Repeat every record below exactly, omitting any pictures.

RECORD LIST
_ _ _ _ _ _ _

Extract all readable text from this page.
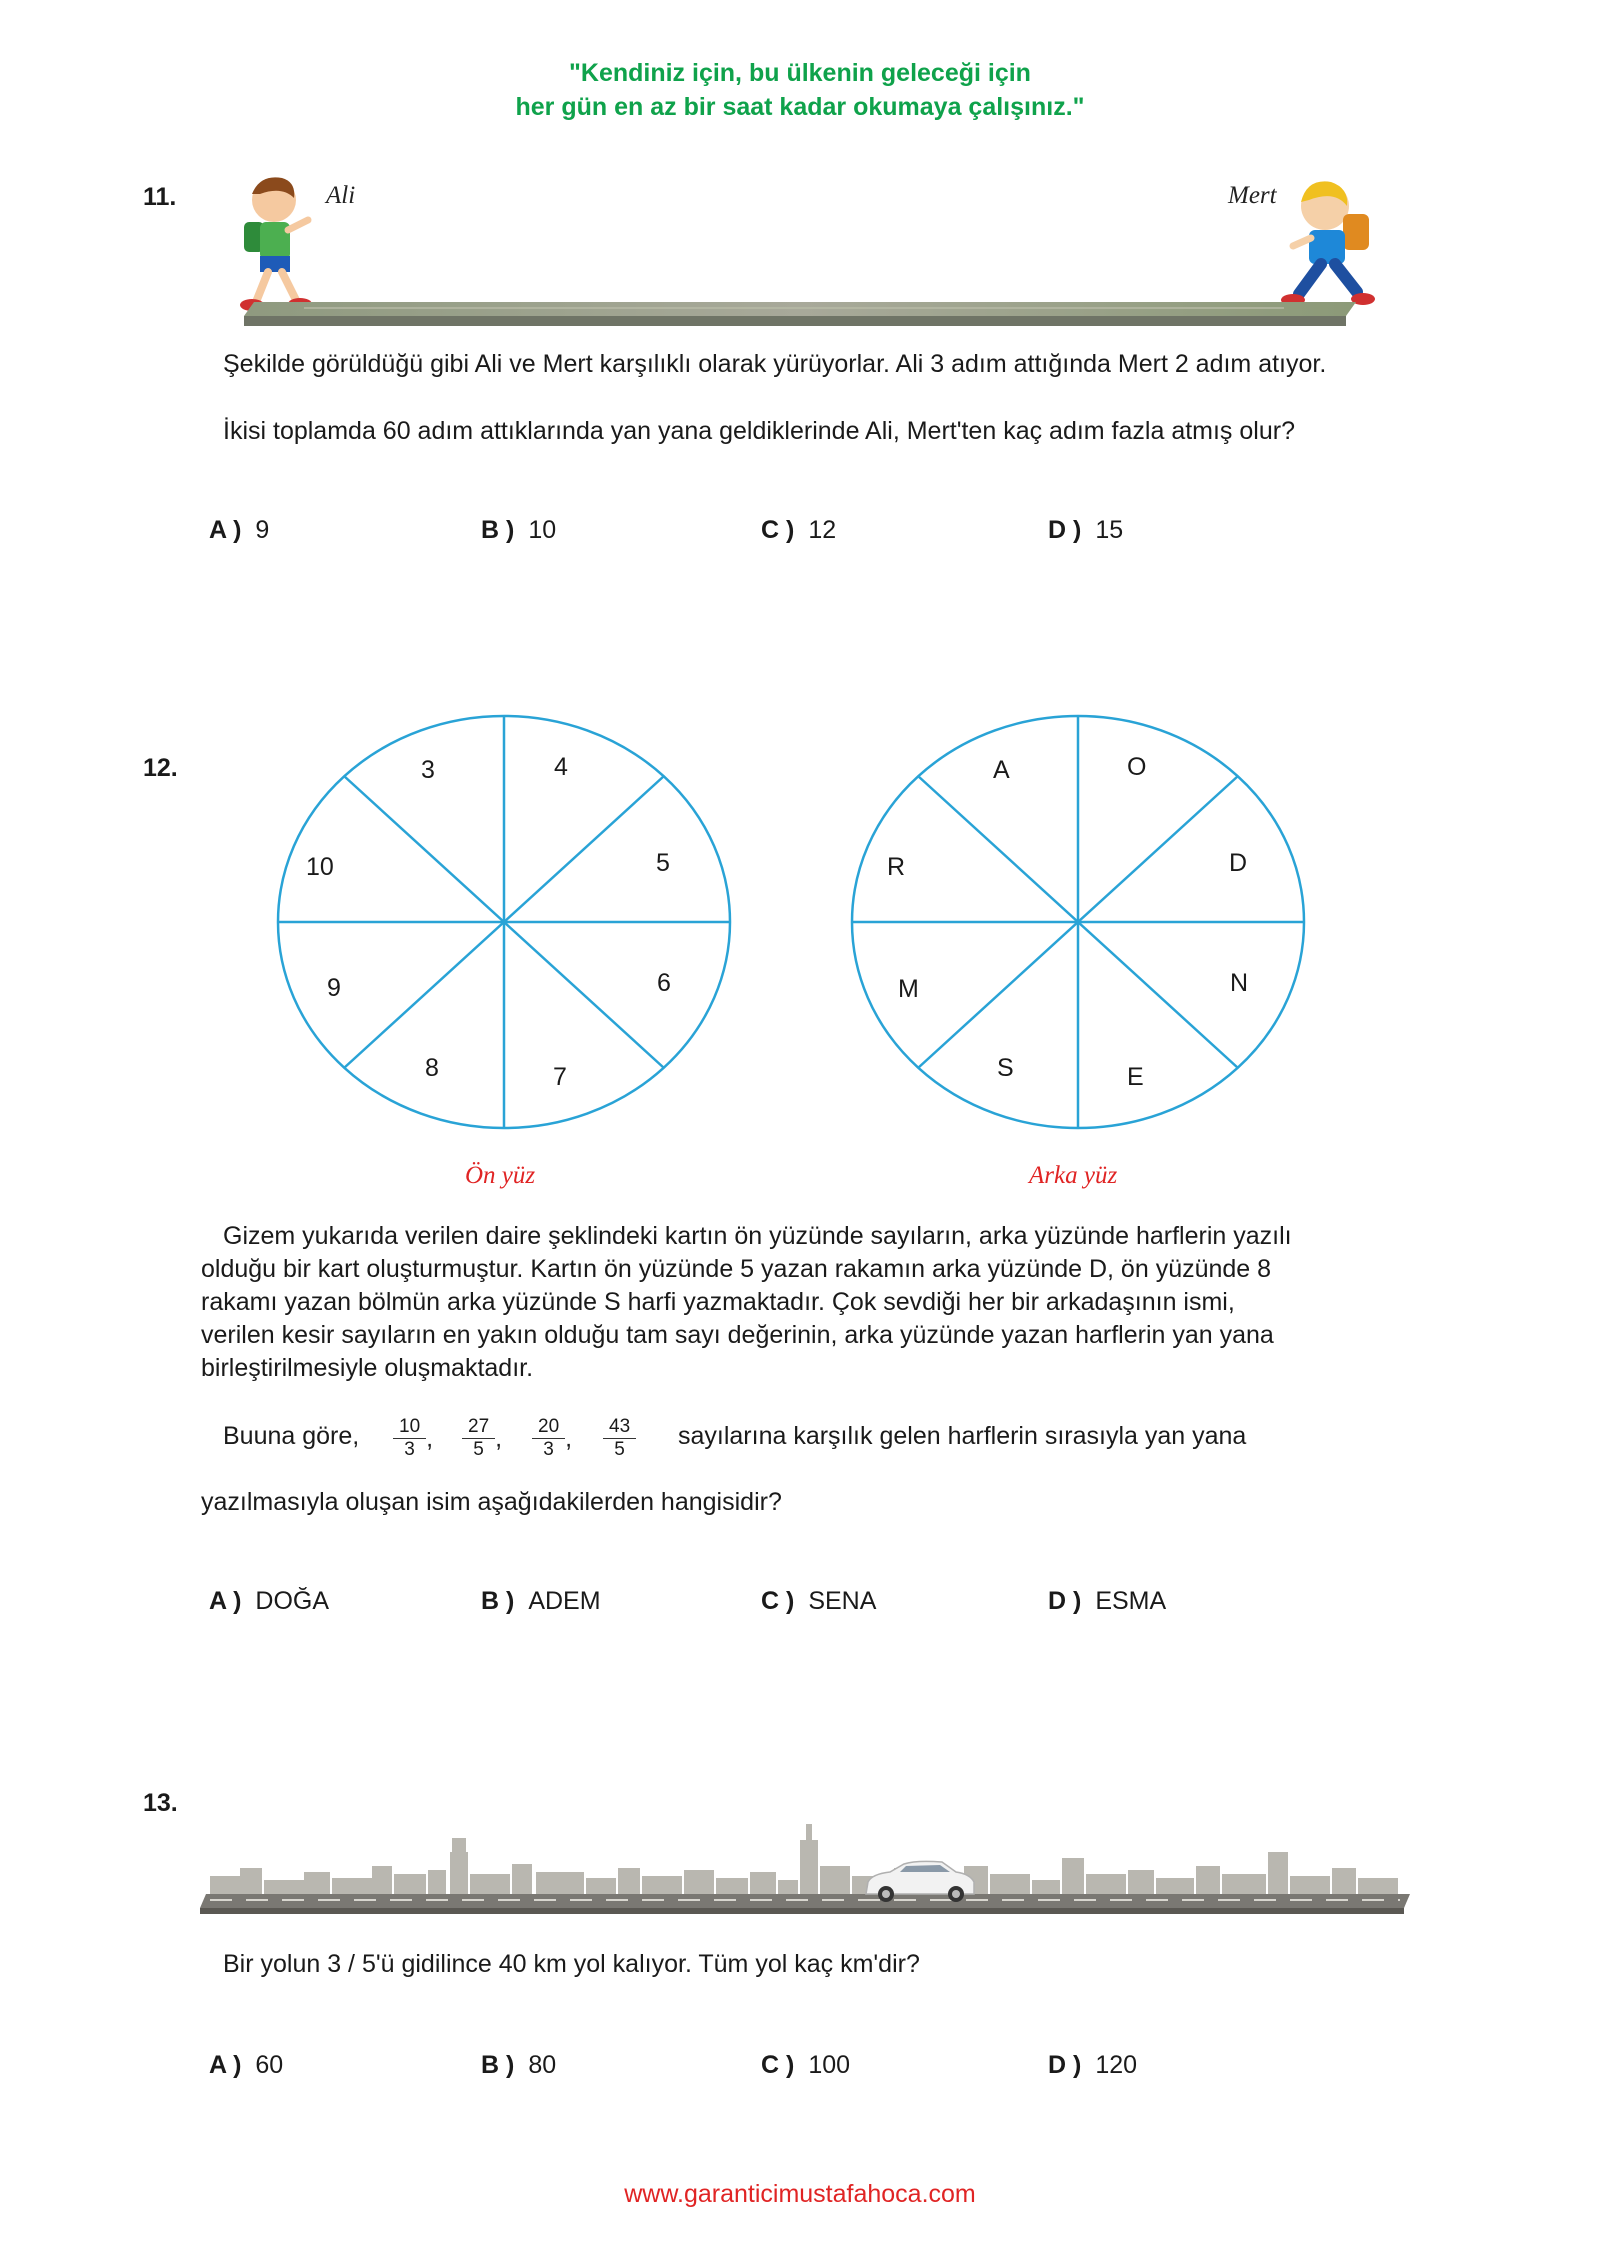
"Kendiniz için, bu ülkenin geleceği için
her gün en az bir saat kadar okumaya çalışınız."
11.	Ali	Mert
Şekilde görüldüğü gibi Ali ve Mert karşılıklı olarak yürüyorlar. Ali 3 adım attığında Mert 2 adım atıyor.
İkisi toplamda 60 adım attıklarında yan yana geldiklerinde Ali, Mert'ten kaç adım fazla atmış olur?
A ) 9	B ) 10	C ) 12	D ) 15
12.	3	4
5
6
7
8
9
10
Ön yüz
A	O
D
N
E
S
M
R
Arka yüz
Gizem yukarıda verilen daire şeklindeki kartın ön yüzünde sayıların, arka yüzünde harflerin yazılı
olduğu bir kart oluşturmuştur. Kartın ön yüzünde 5 yazan rakamın arka yüzünde D, ön yüzünde 8
rakamı yazan bölmün arka yüzünde S harfi yazmaktadır. Çok sevdiği her bir arkadaşının ismi,
verilen kesir sayıların en yakın olduğu tam sayı değerinin, arka yüzünde yazan harflerin yan yana
birleştirilmesiyle oluşmaktadır.
Buuna göre, $\frac{10}{3}$ , $\frac{27}{5}$ , $\frac{20}{3}$ , $\frac{43}{5}$ sayılarına karşılık gelen harflerin sırasıyla yan yana
yazılmasıyla oluşan isim aşağıdakilerden hangisidir?
A ) DOĞA	B ) ADEM	C ) SENA	D ) ESMA
13.
Bir yolun 3 / 5'ü gidilince 40 km yol kalıyor. Tüm yol kaç km'dir?
A ) 60	B ) 80	C ) 100	D ) 120
www.garanticimustafahoca.com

_ _ _ _ _ _ _

COMPLETED EXERCISE
Extract all readable text from this page.
"Kendiniz için, bu ülkenin geleceği için
her gün en az bir saat kadar okumaya çalışınız."
11.	Ali	Mert
Şekilde görüldüğü gibi Ali ve Mert karşılıklı olarak yürüyorlar. Ali 3 adım attığında Mert 2 adım atıyor.
İkisi toplamda 60 adım attıklarında yan yana geldiklerinde Ali, Mert'ten kaç adım fazla atmış olur?
A ) 9	B ) 10	C ) 12	D ) 15
12.	3	4
5
6
7
8
9
10
Ön yüz
A	O
D
N
E
S
M
R
Arka yüz
Gizem yukarıda verilen daire şeklindeki kartın ön yüzünde sayıların, arka yüzünde harflerin yazılı
olduğu bir kart oluşturmuştur. Kartın ön yüzünde 5 yazan rakamın arka yüzünde D, ön yüzünde 8
rakamı yazan bölmün arka yüzünde S harfi yazmaktadır. Çok sevdiği her bir arkadaşının ismi,
verilen kesir sayıların en yakın olduğu tam sayı değerinin, arka yüzünde yazan harflerin yan yana
birleştirilmesiyle oluşmaktadır.
Buuna göre, $\frac{10}{3}$ , $\frac{27}{5}$ , $\frac{20}{3}$ , $\frac{43}{5}$ sayılarına karşılık gelen harflerin sırasıyla yan yana
yazılmasıyla oluşan isim aşağıdakilerden hangisidir?
A ) DOĞA	B ) ADEM	C ) SENA	D ) ESMA
13.
Bir yolun 3 / 5'ü gidilince 40 km yol kalıyor. Tüm yol kaç km'dir?
A ) 60	B ) 80	C ) 100	D ) 120
www.garanticimustafahoca.com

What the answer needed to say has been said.